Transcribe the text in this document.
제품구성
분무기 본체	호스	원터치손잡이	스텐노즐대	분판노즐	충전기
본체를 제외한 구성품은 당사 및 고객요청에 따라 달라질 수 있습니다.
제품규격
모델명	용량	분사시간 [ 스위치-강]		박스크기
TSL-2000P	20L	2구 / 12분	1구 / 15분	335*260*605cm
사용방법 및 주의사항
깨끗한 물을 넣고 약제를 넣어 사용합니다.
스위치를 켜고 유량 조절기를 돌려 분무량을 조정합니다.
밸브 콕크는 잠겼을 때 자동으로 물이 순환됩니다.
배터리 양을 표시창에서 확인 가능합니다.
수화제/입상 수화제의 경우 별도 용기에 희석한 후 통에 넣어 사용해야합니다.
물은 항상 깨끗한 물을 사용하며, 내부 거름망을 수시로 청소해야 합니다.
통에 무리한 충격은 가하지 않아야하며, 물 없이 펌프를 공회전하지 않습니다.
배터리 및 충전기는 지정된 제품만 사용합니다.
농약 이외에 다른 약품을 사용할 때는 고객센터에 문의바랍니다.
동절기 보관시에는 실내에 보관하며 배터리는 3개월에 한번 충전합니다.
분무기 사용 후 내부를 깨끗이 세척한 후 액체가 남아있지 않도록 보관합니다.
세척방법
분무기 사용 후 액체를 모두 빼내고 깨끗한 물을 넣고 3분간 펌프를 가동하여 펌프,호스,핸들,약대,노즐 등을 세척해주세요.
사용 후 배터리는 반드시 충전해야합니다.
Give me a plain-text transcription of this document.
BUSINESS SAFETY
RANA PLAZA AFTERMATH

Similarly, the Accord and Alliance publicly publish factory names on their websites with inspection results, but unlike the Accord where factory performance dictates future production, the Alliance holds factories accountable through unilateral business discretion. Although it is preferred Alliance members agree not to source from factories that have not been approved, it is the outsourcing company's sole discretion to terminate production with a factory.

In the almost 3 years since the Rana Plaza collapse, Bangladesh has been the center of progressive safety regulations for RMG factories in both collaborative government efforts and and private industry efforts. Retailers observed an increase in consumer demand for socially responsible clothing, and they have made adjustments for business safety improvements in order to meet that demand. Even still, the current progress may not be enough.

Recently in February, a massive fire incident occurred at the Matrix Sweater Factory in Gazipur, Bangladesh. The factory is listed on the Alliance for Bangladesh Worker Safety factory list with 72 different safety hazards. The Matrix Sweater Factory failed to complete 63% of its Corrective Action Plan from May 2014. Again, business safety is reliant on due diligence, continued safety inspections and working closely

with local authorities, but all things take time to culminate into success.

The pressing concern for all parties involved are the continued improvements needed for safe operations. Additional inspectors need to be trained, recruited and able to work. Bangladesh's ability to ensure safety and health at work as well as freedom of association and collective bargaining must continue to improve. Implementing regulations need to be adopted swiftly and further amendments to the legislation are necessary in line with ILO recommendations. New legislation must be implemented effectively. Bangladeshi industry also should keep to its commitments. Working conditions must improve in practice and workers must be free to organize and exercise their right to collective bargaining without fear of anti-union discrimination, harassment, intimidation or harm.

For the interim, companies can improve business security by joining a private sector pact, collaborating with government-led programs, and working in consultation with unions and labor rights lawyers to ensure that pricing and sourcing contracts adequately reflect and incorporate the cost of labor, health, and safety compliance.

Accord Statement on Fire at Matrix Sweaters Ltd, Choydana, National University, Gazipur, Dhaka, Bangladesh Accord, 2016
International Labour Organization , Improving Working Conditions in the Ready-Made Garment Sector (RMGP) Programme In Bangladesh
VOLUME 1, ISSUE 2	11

What is required:
Please repeat all the records above exactly as they appear.

Worked answer:
Transcribe the text in this document.
제품구성
분무기 본체	호스	원터치손잡이	스텐노즐대	분판노즐	충전기
본체를 제외한 구성품은 당사 및 고객요청에 따라 달라질 수 있습니다.
제품규격
모델명	용량	분사시간 [ 스위치-강]		박스크기
TSL-2000P	20L	2구 / 12분	1구 / 15분	335*260*605cm
사용방법 및 주의사항
깨끗한 물을 넣고 약제를 넣어 사용합니다.
스위치를 켜고 유량 조절기를 돌려 분무량을 조정합니다.
밸브 콕크는 잠겼을 때 자동으로 물이 순환됩니다.
배터리 양을 표시창에서 확인 가능합니다.
수화제/입상 수화제의 경우 별도 용기에 희석한 후 통에 넣어 사용해야합니다.
물은 항상 깨끗한 물을 사용하며, 내부 거름망을 수시로 청소해야 합니다.
통에 무리한 충격은 가하지 않아야하며, 물 없이 펌프를 공회전하지 않습니다.
배터리 및 충전기는 지정된 제품만 사용합니다.
농약 이외에 다른 약품을 사용할 때는 고객센터에 문의바랍니다.
동절기 보관시에는 실내에 보관하며 배터리는 3개월에 한번 충전합니다.
분무기 사용 후 내부를 깨끗이 세척한 후 액체가 남아있지 않도록 보관합니다.
세척방법
분무기 사용 후 액체를 모두 빼내고 깨끗한 물을 넣고 3분간 펌프를 가동하여 펌프,호스,핸들,약대,노즐 등을 세척해주세요.
사용 후 배터리는 반드시 충전해야합니다.
Give me a plain-text transcription of this document.
BUSINESS SAFETY
RANA PLAZA AFTERMATH

Similarly, the Accord and Alliance publicly publish factory names on their websites with inspection results, but unlike the Accord where factory performance dictates future production, the Alliance holds factories accountable through unilateral business discretion. Although it is preferred Alliance members agree not to source from factories that have not been approved, it is the outsourcing company's sole discretion to terminate production with a factory.

In the almost 3 years since the Rana Plaza collapse, Bangladesh has been the center of progressive safety regulations for RMG factories in both collaborative government efforts and and private industry efforts. Retailers observed an increase in consumer demand for socially responsible clothing, and they have made adjustments for business safety improvements in order to meet that demand. Even still, the current progress may not be enough.

Recently in February, a massive fire incident occurred at the Matrix Sweater Factory in Gazipur, Bangladesh. The factory is listed on the Alliance for Bangladesh Worker Safety factory list with 72 different safety hazards. The Matrix Sweater Factory failed to complete 63% of its Corrective Action Plan from May 2014. Again, business safety is reliant on due diligence, continued safety inspections and working closely

with local authorities, but all things take time to culminate into success.

The pressing concern for all parties involved are the continued improvements needed for safe operations. Additional inspectors need to be trained, recruited and able to work. Bangladesh's ability to ensure safety and health at work as well as freedom of association and collective bargaining must continue to improve. Implementing regulations need to be adopted swiftly and further amendments to the legislation are necessary in line with ILO recommendations. New legislation must be implemented effectively. Bangladeshi industry also should keep to its commitments. Working conditions must improve in practice and workers must be free to organize and exercise their right to collective bargaining without fear of anti-union discrimination, harassment, intimidation or harm.

For the interim, companies can improve business security by joining a private sector pact, collaborating with government-led programs, and working in consultation with unions and labor rights lawyers to ensure that pricing and sourcing contracts adequately reflect and incorporate the cost of labor, health, and safety compliance.

Accord Statement on Fire at Matrix Sweaters Ltd, Choydana, National University, Gazipur, Dhaka, Bangladesh Accord, 2016
International Labour Organization , Improving Working Conditions in the Ready-Made Garment Sector (RMGP) Programme In Bangladesh
VOLUME 1, ISSUE 2	11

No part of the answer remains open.